Stored records:
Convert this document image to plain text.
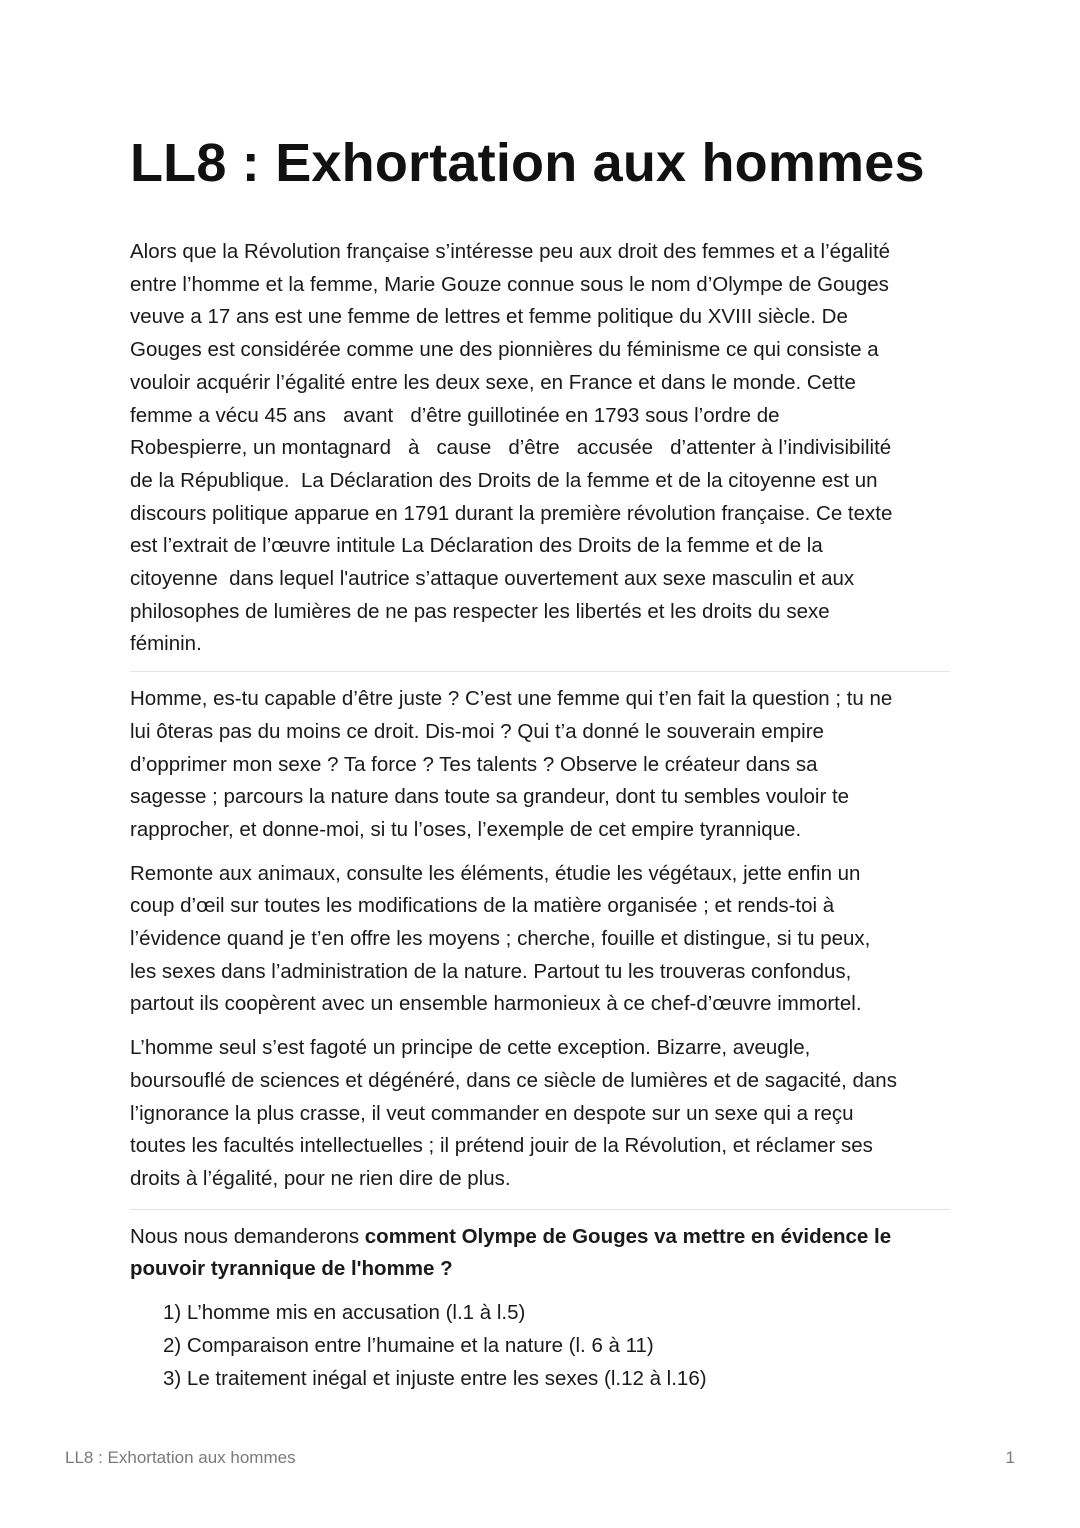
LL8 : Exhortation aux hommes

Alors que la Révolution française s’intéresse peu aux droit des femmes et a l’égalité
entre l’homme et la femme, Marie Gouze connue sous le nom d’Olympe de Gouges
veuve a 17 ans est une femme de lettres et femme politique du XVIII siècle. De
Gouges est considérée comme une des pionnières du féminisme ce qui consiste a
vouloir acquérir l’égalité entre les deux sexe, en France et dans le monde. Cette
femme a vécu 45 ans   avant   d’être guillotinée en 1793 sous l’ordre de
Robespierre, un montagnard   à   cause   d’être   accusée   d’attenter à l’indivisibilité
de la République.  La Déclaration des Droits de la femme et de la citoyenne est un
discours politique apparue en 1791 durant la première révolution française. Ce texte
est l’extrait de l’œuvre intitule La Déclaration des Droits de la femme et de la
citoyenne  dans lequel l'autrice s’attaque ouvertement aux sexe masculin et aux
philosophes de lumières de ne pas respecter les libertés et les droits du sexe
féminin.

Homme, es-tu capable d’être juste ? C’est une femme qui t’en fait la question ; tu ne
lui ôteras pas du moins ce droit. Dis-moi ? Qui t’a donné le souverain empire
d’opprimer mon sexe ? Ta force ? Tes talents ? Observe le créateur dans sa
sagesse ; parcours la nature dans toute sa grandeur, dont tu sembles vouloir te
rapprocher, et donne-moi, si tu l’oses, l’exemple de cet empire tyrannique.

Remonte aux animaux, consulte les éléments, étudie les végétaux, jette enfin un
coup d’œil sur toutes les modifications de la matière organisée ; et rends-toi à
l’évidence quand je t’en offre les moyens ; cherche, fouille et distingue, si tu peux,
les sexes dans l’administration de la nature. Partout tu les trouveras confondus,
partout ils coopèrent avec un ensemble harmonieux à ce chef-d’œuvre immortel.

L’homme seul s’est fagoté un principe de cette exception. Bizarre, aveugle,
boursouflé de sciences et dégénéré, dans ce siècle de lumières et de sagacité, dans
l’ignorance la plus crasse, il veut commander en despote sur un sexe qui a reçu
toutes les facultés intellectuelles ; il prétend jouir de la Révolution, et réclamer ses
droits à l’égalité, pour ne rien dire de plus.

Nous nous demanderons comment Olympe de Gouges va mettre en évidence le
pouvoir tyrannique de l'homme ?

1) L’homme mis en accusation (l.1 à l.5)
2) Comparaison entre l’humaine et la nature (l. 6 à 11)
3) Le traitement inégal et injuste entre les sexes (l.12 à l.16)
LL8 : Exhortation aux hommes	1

Task statement: All of the material above is to be copied exactly, except for its images.

Problem solution:
Convert this document image to plain text.
LL8 : Exhortation aux hommes

Alors que la Révolution française s’intéresse peu aux droit des femmes et a l’égalité
entre l’homme et la femme, Marie Gouze connue sous le nom d’Olympe de Gouges
veuve a 17 ans est une femme de lettres et femme politique du XVIII siècle. De
Gouges est considérée comme une des pionnières du féminisme ce qui consiste a
vouloir acquérir l’égalité entre les deux sexe, en France et dans le monde. Cette
femme a vécu 45 ans   avant   d’être guillotinée en 1793 sous l’ordre de
Robespierre, un montagnard   à   cause   d’être   accusée   d’attenter à l’indivisibilité
de la République.  La Déclaration des Droits de la femme et de la citoyenne est un
discours politique apparue en 1791 durant la première révolution française. Ce texte
est l’extrait de l’œuvre intitule La Déclaration des Droits de la femme et de la
citoyenne  dans lequel l'autrice s’attaque ouvertement aux sexe masculin et aux
philosophes de lumières de ne pas respecter les libertés et les droits du sexe
féminin.

Homme, es-tu capable d’être juste ? C’est une femme qui t’en fait la question ; tu ne
lui ôteras pas du moins ce droit. Dis-moi ? Qui t’a donné le souverain empire
d’opprimer mon sexe ? Ta force ? Tes talents ? Observe le créateur dans sa
sagesse ; parcours la nature dans toute sa grandeur, dont tu sembles vouloir te
rapprocher, et donne-moi, si tu l’oses, l’exemple de cet empire tyrannique.

Remonte aux animaux, consulte les éléments, étudie les végétaux, jette enfin un
coup d’œil sur toutes les modifications de la matière organisée ; et rends-toi à
l’évidence quand je t’en offre les moyens ; cherche, fouille et distingue, si tu peux,
les sexes dans l’administration de la nature. Partout tu les trouveras confondus,
partout ils coopèrent avec un ensemble harmonieux à ce chef-d’œuvre immortel.

L’homme seul s’est fagoté un principe de cette exception. Bizarre, aveugle,
boursouflé de sciences et dégénéré, dans ce siècle de lumières et de sagacité, dans
l’ignorance la plus crasse, il veut commander en despote sur un sexe qui a reçu
toutes les facultés intellectuelles ; il prétend jouir de la Révolution, et réclamer ses
droits à l’égalité, pour ne rien dire de plus.

Nous nous demanderons comment Olympe de Gouges va mettre en évidence le
pouvoir tyrannique de l'homme ?

1) L’homme mis en accusation (l.1 à l.5)
2) Comparaison entre l’humaine et la nature (l. 6 à 11)
3) Le traitement inégal et injuste entre les sexes (l.12 à l.16)
LL8 : Exhortation aux hommes	1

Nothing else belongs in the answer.